*EXERCISE:* What follows is a listing. Return every line of it exactly.

[Figure contents as structured data]
==============================

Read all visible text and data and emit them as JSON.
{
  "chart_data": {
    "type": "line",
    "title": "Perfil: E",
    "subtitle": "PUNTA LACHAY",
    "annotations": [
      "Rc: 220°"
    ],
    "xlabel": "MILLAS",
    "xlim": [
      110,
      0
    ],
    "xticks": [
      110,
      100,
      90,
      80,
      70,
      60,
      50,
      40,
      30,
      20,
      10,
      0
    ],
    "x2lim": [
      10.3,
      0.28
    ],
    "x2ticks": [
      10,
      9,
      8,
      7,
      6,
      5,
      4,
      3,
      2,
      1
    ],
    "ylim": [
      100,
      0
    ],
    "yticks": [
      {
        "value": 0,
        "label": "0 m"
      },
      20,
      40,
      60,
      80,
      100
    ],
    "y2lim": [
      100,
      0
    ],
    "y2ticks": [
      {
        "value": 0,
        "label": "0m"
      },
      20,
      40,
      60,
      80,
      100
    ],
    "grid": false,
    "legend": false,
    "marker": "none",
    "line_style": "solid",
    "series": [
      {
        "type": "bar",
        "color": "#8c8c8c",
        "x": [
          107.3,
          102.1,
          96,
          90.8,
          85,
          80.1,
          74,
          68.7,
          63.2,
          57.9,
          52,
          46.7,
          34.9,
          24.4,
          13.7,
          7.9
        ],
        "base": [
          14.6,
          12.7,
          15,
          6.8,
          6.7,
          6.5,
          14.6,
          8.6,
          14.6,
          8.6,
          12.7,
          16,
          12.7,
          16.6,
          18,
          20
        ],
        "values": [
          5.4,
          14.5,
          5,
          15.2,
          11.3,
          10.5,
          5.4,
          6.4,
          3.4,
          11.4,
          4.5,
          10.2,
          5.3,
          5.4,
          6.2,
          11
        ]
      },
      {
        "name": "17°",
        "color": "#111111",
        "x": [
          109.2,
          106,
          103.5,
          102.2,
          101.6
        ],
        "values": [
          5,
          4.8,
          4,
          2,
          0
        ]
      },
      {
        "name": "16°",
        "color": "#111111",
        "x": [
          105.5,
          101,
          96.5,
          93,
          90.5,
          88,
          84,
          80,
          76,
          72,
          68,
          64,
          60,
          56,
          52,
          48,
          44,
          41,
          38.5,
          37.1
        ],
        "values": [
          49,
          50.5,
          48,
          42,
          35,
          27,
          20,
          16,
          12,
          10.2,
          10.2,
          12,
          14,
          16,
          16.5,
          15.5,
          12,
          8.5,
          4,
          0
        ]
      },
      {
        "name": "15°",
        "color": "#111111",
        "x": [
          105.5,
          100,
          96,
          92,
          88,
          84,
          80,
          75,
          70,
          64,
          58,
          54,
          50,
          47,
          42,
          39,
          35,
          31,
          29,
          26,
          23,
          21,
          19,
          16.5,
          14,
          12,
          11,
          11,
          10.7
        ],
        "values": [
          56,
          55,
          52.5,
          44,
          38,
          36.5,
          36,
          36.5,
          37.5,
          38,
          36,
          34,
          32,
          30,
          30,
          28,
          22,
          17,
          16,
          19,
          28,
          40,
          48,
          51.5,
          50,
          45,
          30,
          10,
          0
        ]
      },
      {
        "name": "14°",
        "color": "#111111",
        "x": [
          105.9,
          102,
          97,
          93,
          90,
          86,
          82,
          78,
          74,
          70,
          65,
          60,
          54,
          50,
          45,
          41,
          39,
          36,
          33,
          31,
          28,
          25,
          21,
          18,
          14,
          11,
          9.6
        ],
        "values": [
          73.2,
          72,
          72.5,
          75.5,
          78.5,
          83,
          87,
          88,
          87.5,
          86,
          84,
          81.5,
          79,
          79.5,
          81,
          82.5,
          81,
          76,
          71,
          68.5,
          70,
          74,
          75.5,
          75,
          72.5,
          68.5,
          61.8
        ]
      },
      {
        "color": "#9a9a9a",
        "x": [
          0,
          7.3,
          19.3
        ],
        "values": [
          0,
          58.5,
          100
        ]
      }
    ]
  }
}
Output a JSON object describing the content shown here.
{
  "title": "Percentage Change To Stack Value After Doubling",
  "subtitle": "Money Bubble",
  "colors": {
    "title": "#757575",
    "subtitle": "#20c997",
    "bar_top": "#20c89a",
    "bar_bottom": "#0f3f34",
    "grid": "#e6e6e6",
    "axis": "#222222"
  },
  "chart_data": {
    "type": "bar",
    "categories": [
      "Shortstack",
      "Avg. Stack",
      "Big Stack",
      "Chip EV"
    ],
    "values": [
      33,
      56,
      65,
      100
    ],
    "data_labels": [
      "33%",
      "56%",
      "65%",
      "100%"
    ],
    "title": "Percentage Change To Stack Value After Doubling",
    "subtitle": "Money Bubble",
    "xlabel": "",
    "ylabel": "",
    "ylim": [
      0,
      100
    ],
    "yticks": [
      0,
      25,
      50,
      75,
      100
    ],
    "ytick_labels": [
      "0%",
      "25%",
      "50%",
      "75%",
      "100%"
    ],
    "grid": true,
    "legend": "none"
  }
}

==============================

*COMPLETE ANSWER:*
Read all visible text and data and emit them as JSON.
{
  "chart_data": {
    "type": "line",
    "title": "Perfil: E",
    "subtitle": "PUNTA LACHAY",
    "annotations": [
      "Rc: 220°"
    ],
    "xlabel": "MILLAS",
    "xlim": [
      110,
      0
    ],
    "xticks": [
      110,
      100,
      90,
      80,
      70,
      60,
      50,
      40,
      30,
      20,
      10,
      0
    ],
    "x2lim": [
      10.3,
      0.28
    ],
    "x2ticks": [
      10,
      9,
      8,
      7,
      6,
      5,
      4,
      3,
      2,
      1
    ],
    "ylim": [
      100,
      0
    ],
    "yticks": [
      {
        "value": 0,
        "label": "0 m"
      },
      20,
      40,
      60,
      80,
      100
    ],
    "y2lim": [
      100,
      0
    ],
    "y2ticks": [
      {
        "value": 0,
        "label": "0m"
      },
      20,
      40,
      60,
      80,
      100
    ],
    "grid": false,
    "legend": false,
    "marker": "none",
    "line_style": "solid",
    "series": [
      {
        "type": "bar",
        "color": "#8c8c8c",
        "x": [
          107.3,
          102.1,
          96,
          90.8,
          85,
          80.1,
          74,
          68.7,
          63.2,
          57.9,
          52,
          46.7,
          34.9,
          24.4,
          13.7,
          7.9
        ],
        "base": [
          14.6,
          12.7,
          15,
          6.8,
          6.7,
          6.5,
          14.6,
          8.6,
          14.6,
          8.6,
          12.7,
          16,
          12.7,
          16.6,
          18,
          20
        ],
        "values": [
          5.4,
          14.5,
          5,
          15.2,
          11.3,
          10.5,
          5.4,
          6.4,
          3.4,
          11.4,
          4.5,
          10.2,
          5.3,
          5.4,
          6.2,
          11
        ]
      },
      {
        "name": "17°",
        "color": "#111111",
        "x": [
          109.2,
          106,
          103.5,
          102.2,
          101.6
        ],
        "values": [
          5,
          4.8,
          4,
          2,
          0
        ]
      },
      {
        "name": "16°",
        "color": "#111111",
        "x": [
          105.5,
          101,
          96.5,
          93,
          90.5,
          88,
          84,
          80,
          76,
          72,
          68,
          64,
          60,
          56,
          52,
          48,
          44,
          41,
          38.5,
          37.1
        ],
        "values": [
          49,
          50.5,
          48,
          42,
          35,
          27,
          20,
          16,
          12,
          10.2,
          10.2,
          12,
          14,
          16,
          16.5,
          15.5,
          12,
          8.5,
          4,
          0
        ]
      },
      {
        "name": "15°",
        "color": "#111111",
        "x": [
          105.5,
          100,
          96,
          92,
          88,
          84,
          80,
          75,
          70,
          64,
          58,
          54,
          50,
          47,
          42,
          39,
          35,
          31,
          29,
          26,
          23,
          21,
          19,
          16.5,
          14,
          12,
          11,
          11,
          10.7
        ],
        "values": [
          56,
          55,
          52.5,
          44,
          38,
          36.5,
          36,
          36.5,
          37.5,
          38,
          36,
          34,
          32,
          30,
          30,
          28,
          22,
          17,
          16,
          19,
          28,
          40,
          48,
          51.5,
          50,
          45,
          30,
          10,
          0
        ]
      },
      {
        "name": "14°",
        "color": "#111111",
        "x": [
          105.9,
          102,
          97,
          93,
          90,
          86,
          82,
          78,
          74,
          70,
          65,
          60,
          54,
          50,
          45,
          41,
          39,
          36,
          33,
          31,
          28,
          25,
          21,
          18,
          14,
          11,
          9.6
        ],
        "values": [
          73.2,
          72,
          72.5,
          75.5,
          78.5,
          83,
          87,
          88,
          87.5,
          86,
          84,
          81.5,
          79,
          79.5,
          81,
          82.5,
          81,
          76,
          71,
          68.5,
          70,
          74,
          75.5,
          75,
          72.5,
          68.5,
          61.8
        ]
      },
      {
        "color": "#9a9a9a",
        "x": [
          0,
          7.3,
          19.3
        ],
        "values": [
          0,
          58.5,
          100
        ]
      }
    ]
  }
}
Output a JSON object describing the content shown here.
{
  "title": "Percentage Change To Stack Value After Doubling",
  "subtitle": "Money Bubble",
  "colors": {
    "title": "#757575",
    "subtitle": "#20c997",
    "bar_top": "#20c89a",
    "bar_bottom": "#0f3f34",
    "grid": "#e6e6e6",
    "axis": "#222222"
  },
  "chart_data": {
    "type": "bar",
    "categories": [
      "Shortstack",
      "Avg. Stack",
      "Big Stack",
      "Chip EV"
    ],
    "values": [
      33,
      56,
      65,
      100
    ],
    "data_labels": [
      "33%",
      "56%",
      "65%",
      "100%"
    ],
    "title": "Percentage Change To Stack Value After Doubling",
    "subtitle": "Money Bubble",
    "xlabel": "",
    "ylabel": "",
    "ylim": [
      0,
      100
    ],
    "yticks": [
      0,
      25,
      50,
      75,
      100
    ],
    "ytick_labels": [
      "0%",
      "25%",
      "50%",
      "75%",
      "100%"
    ],
    "grid": true,
    "legend": "none"
  }
}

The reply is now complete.